• _DIRECTIVE 1_
Can you rewrite the hiring blog archive, everything from "100 Potential Interview" down to "on the job.", with "bird" in place of "animal"?
• _DIRECTIVE 2_
Can you pick up the hiring blog archive after its final line and keep writing it?

• _SUPPLIED TEXT_
※

The Hire Sense » 2006 » June

Archive for June, 2006

More About Hiring Experience

Our latest article is finished and has been submitted for editorial review. Look for it early next week – can it really be that the Fourth of July is just over a week away?

I was reviewing some of our previous articles and came across these paragraphs from Retooling the Hiring Process for Today’s Market:

One key to properly retooling will shift the current focus from experience to talent. This fundamental change will be precipitated by the need to develop talent as opposed to hiring experience. The experienced candidate will become a product of a supply and demand marketplace. There will be more demand with less supply which leads to increased wages. The highly successful, extremely experienced candidate will be able to take a free agent approach to their job search. They will be able to select from multiple offers and leverage the best overall package.

There is nothing new in this market-driven scenario except for one item. The supply will be greatly diminished which will put incredible pressures on the compensation packages. However, companies will have an alternative to the bidding war €“ hire for talent and develop for strength.

Interview Questions That Numb the Mind

100 Potential Interview Questions. Nothing we like more than a list here at The Hire Sense. Some of the questions from monster.com are utterly inane. I give you number 96:

With your eyes closed, tell me step-by-step how to tie my shoes.

I’m not kidding. Some I wouldn’t know what a good answer would entail if I were asking the question. For example, number 40:

If you were an animal, which one would you want to be?

I shouldn’t be too harsh since there are some good ones also in the list like number 27:

Tell me about a time where you had to deal with conflict on the job.

That’s a good starter question that will require the interviewer to drill down on the candidate’s first response to get to the clear truth. Here is more technique on drilling down, in case you were wondering.

Ghost Written Sales Resumes

Direct from an online posting at a job board:

The job search is a sales and marketing endeavor. YOU are the product, YOU are the salesperson and YOU must define your customers and promote yourself to them via a powerful, focused resume. If you’re able to do that on your own, great! If not, let us help.

Can’t stress it enough – make sure you read all resumes with a huge grain of salt.

※

• _INFORMATION PROVIDED_
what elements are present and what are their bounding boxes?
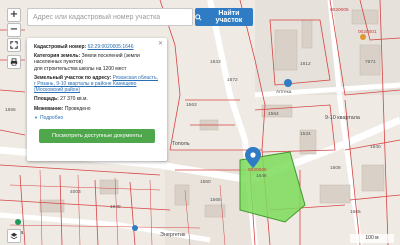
use-value: для строительства школы на 1200 мест: [34, 65, 127, 72]
map-label-number: 1563: [186, 103, 197, 108]
map-label-number: 1608: [330, 166, 341, 171]
map-label-zone-top: 0020005: [330, 8, 349, 13]
map-label-number: 1640: [370, 145, 381, 150]
cadastral-label: Кадастровый номер:: [34, 44, 87, 50]
map-label-zone-mid: 0020005: [248, 168, 267, 173]
address-label: Земельный участок по адресу:: [34, 74, 112, 81]
cadastral-row: Кадастровый номер: 62:29:0020005:1646: [34, 44, 160, 50]
search-button-label: Найти участок: [215, 10, 243, 24]
map-label-number: 4003: [70, 190, 81, 195]
close-icon[interactable]: ✕: [158, 41, 163, 47]
zoom-out-button[interactable]: −: [7, 23, 21, 37]
layers-icon: [10, 232, 18, 240]
expand-icon: [10, 41, 18, 49]
print-icon: [10, 58, 18, 66]
map-label-quarter: 9-10 квартала: [325, 115, 360, 121]
map-scale: 100 м: [350, 234, 394, 243]
survey-row: Межевание: Проведено: [34, 106, 160, 112]
category-row: Категория земель: Земли поселений (земли…: [34, 53, 160, 72]
search-input[interactable]: [27, 8, 193, 26]
cadastral-number-link[interactable]: 62:29:0020005:1646: [88, 44, 134, 50]
map-label-number: 1672: [227, 78, 238, 83]
map-label-number: 1565: [350, 210, 361, 215]
map-label-number: 1649: [110, 205, 121, 210]
more-link-label: Подробно: [39, 114, 64, 121]
map-label-number: 1564: [268, 112, 279, 117]
zoom-in-button[interactable]: +: [7, 8, 21, 22]
search-icon: [195, 13, 202, 21]
category-label: Категория земель:: [34, 53, 81, 60]
map-label-number: 1612: [300, 62, 311, 67]
map-label-poplar: Тополь: [172, 141, 190, 147]
map-label-selected-number: 1646: [256, 174, 267, 179]
parcel-info-popup: ✕ Кадастровый номер: 62:29:0020005:1646 …: [27, 38, 167, 161]
map-label-energetik: Энергетик: [160, 232, 186, 238]
map-label-number: 1656: [5, 108, 16, 113]
triangle-down-icon: ▼: [34, 114, 38, 120]
map-label-number: 1633: [210, 60, 221, 65]
map-label-pharmacy: Аптека: [276, 90, 292, 95]
map-label-number: 7671: [365, 60, 376, 65]
map-label-number: 1534: [300, 132, 311, 137]
more-link[interactable]: ▼ Подробно: [34, 115, 160, 121]
address-row: Земельный участок по адресу: Рязанская о…: [34, 75, 160, 94]
area-label: Площадь:: [34, 96, 59, 103]
map-label-number: 1565: [210, 198, 221, 203]
print-button[interactable]: [7, 55, 21, 69]
search-button[interactable]: Найти участок: [195, 8, 253, 26]
map-label-number: 1560: [200, 180, 211, 185]
area-row: Площадь: 27 370 кв.м.: [34, 96, 160, 102]
survey-label: Межевание:: [34, 105, 64, 112]
show-documents-button[interactable]: Посмотреть доступные документы: [39, 129, 155, 144]
map-label-zone-top2: 0020001: [358, 30, 377, 35]
layers-button[interactable]: [7, 229, 21, 243]
fullscreen-button[interactable]: [7, 38, 21, 52]
area-value: 27 370 кв.м.: [60, 96, 88, 103]
survey-value: Проведено: [64, 105, 91, 112]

※

• _RESPONSE 1_
100 Potential Interview Questions. Nothing we like more than a list here at The Hire Sense. Some of the questions from monster.com are utterly inane. I give you number 96:

With your eyes closed, tell me step-by-step how to tie my shoes.

I’m not kidding. Some I wouldn’t know what a good answer would entail if I were asking the question. For example, number 40:

If you were an bird, which one would you want to be?

I shouldn’t be too harsh since there are some good ones also in the list like number 27:

Tell me about a time where you had to deal with conflict on the job.

• _RESPONSE 2_
Hiring Experience

I’m putting the finishing touches on an article we are going to release next week that deals with hiring salespeople based on experience vs. talent. We advocate sales talent first. A couple of points to whet your appetite:

First, the vast majority of resumes are embellished. We have written about that topic at length. Here’s the rub, if you hire based on experience, I guarantee you are drawing inferences from their embellished resume. You will never truly know the scope of their experience since you cannot reconstruct every aspect of their previous positions. When you interview the candidate, they are going to put as much positive spin on their experience as possible. So you have, at best, a slightly embellished document (don’t know which parts are embellished and which are accurate) which is being undergirded by the author’s overly positive commentary. This approach reeks of trouble.

Second, no two companies compete in the market in the exact same manner. What I mean is that one company’s value proposition is far different than a competitor’s (not talking about price here). The sales skills needed for one company can be far different than another company.

An example: we had a customer who had been hiring based almost exclusively on experience before working with us. They openly discussed this situation. Before becoming our customer, they were able to hire a salesperson from the largest competitor in their industry (at great expense). Our customer’s company was a small, relatively unknown player in that industry. They were ecstatic to land this salesperson and figured he would deliver huge deals for them.

He flopped and was eventually let go. Although he had tremendous industry experience, he lacked the sales skills necessary to sell our customer’s value. First off, the salesperson was not able to prospect. His previous role with the market leader made appointment setting almost automatic. Since our customer was not well known, he had great difficulty securing even marginal prospect visits.

You can guess what the next problem was – he lacked the ability to qualify needs. The market leader actively marketed their value proposition throughout the industry. Our customer relied upon their salespeople to sort out the serious prospects from the tirekickers who were looking for data to plug into their buying spreadsheet. This salesperson was used to selling from a dominant market position so his idea of qualifying was fine wine and country club golf.

Sales process and qualifying are just two points that will be in the upcoming article. I know many of you are thinking that your complex sale requires industry experience. I suspect you have many people within your company who can teach the intricacies to your new salesperson. How many people do you have in your company who can teach them how to effectively sell?

Niche Employment Sites

Sourcing will become the most difficult task in hiring within the next 5 years if it isn’t already. CareerJournal has an informational article today – Niche Sites Catch On With More Job Seekers.

The article basically tracks a handful of higher level employees and their use of niche boards to land their new positions. We have seen a distinct migration to the niche sites and have had success ourselves with them. Dice.com is particularly effective for finding technical talent.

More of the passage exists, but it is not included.